◆ Direction
Return only the number of lines that hold "Prime".

◆ Rows
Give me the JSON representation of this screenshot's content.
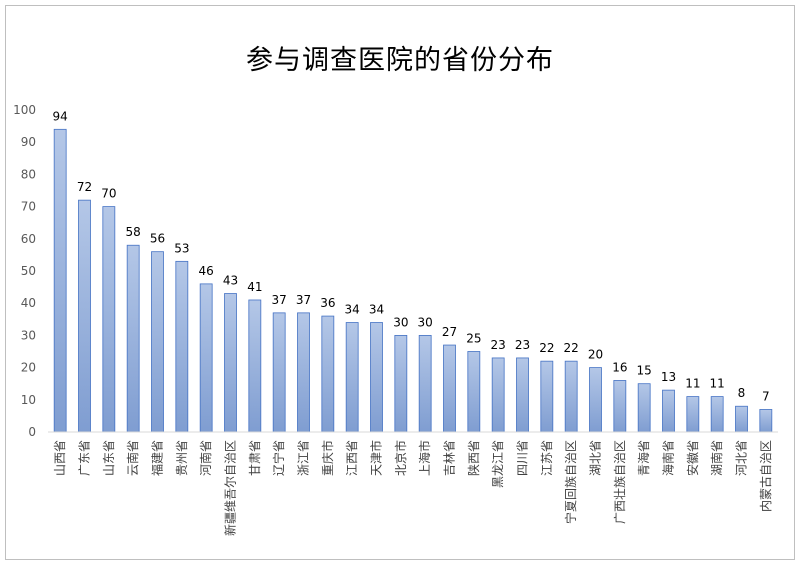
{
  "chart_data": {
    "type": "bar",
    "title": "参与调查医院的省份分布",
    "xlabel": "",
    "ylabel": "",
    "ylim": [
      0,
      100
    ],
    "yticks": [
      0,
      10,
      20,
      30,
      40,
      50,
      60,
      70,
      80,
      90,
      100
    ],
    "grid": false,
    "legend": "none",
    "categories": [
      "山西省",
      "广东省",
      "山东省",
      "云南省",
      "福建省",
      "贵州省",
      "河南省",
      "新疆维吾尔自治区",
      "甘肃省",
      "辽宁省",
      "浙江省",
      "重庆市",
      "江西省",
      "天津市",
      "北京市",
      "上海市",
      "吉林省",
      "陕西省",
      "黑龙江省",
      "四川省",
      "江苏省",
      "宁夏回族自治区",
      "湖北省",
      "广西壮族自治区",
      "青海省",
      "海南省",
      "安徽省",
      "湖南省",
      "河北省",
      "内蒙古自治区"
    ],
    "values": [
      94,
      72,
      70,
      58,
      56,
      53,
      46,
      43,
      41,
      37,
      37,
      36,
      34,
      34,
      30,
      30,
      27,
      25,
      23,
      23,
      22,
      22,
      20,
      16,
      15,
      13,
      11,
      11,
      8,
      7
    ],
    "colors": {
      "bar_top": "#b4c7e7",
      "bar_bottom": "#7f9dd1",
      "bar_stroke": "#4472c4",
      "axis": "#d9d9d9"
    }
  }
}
* * *
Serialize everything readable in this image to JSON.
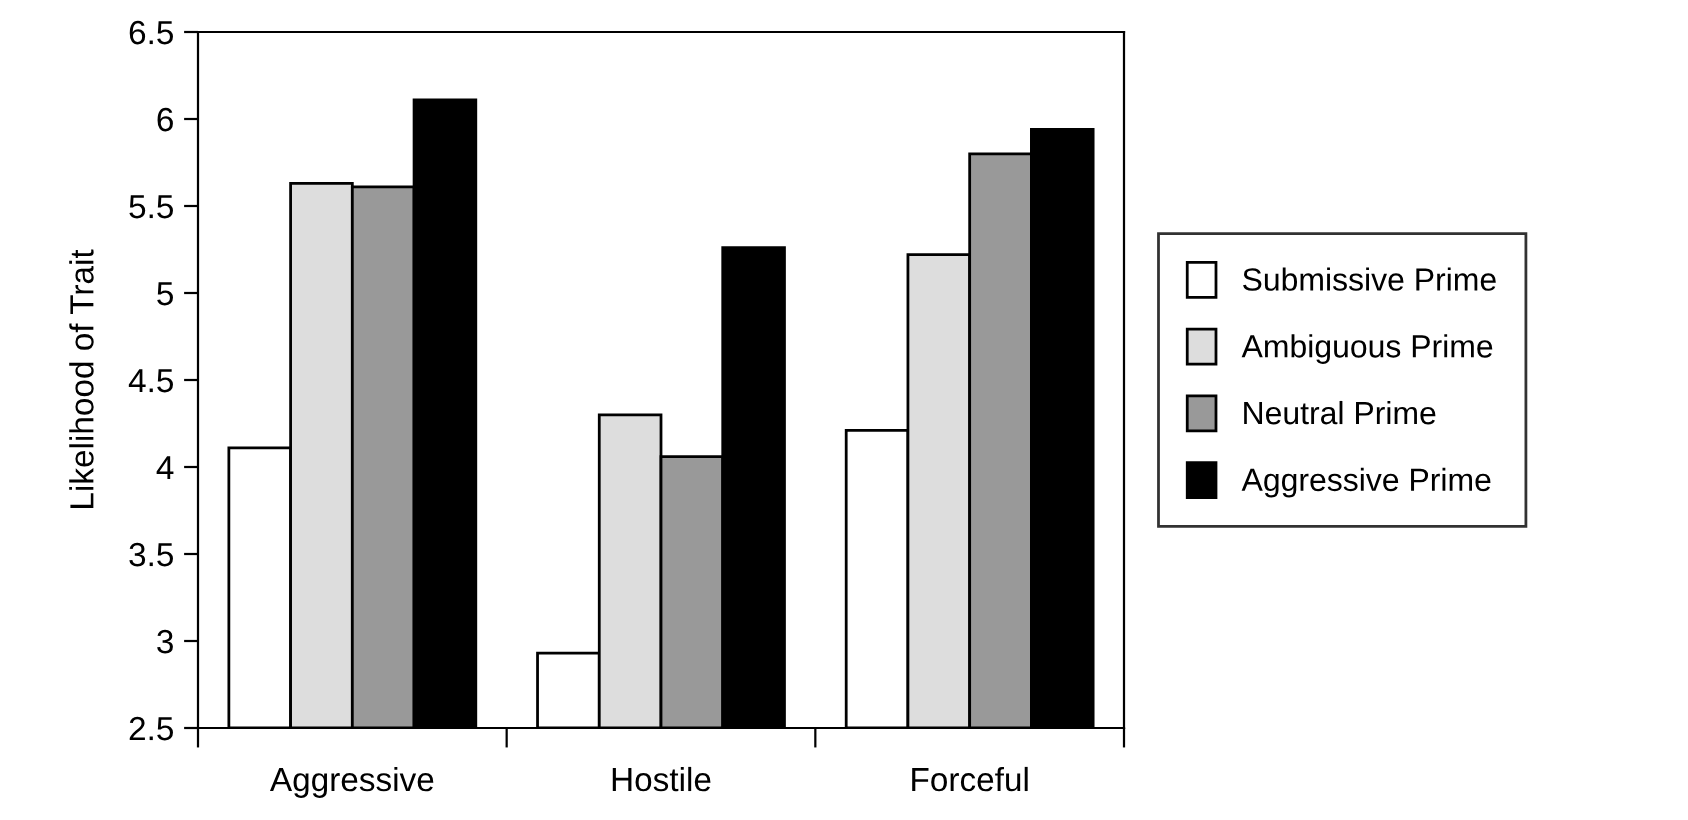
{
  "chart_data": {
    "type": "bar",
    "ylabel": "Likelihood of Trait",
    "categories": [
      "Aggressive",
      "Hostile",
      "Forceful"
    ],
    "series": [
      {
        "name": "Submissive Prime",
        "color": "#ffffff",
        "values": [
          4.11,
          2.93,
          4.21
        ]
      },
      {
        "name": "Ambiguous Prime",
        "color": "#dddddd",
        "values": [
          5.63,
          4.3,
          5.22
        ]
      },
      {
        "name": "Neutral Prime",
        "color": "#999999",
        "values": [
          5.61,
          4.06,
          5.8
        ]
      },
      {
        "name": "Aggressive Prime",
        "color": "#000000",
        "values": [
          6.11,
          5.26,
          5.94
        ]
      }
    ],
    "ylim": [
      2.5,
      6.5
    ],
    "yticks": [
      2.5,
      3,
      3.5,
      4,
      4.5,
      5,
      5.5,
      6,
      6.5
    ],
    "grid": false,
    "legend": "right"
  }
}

◆ Task solution
4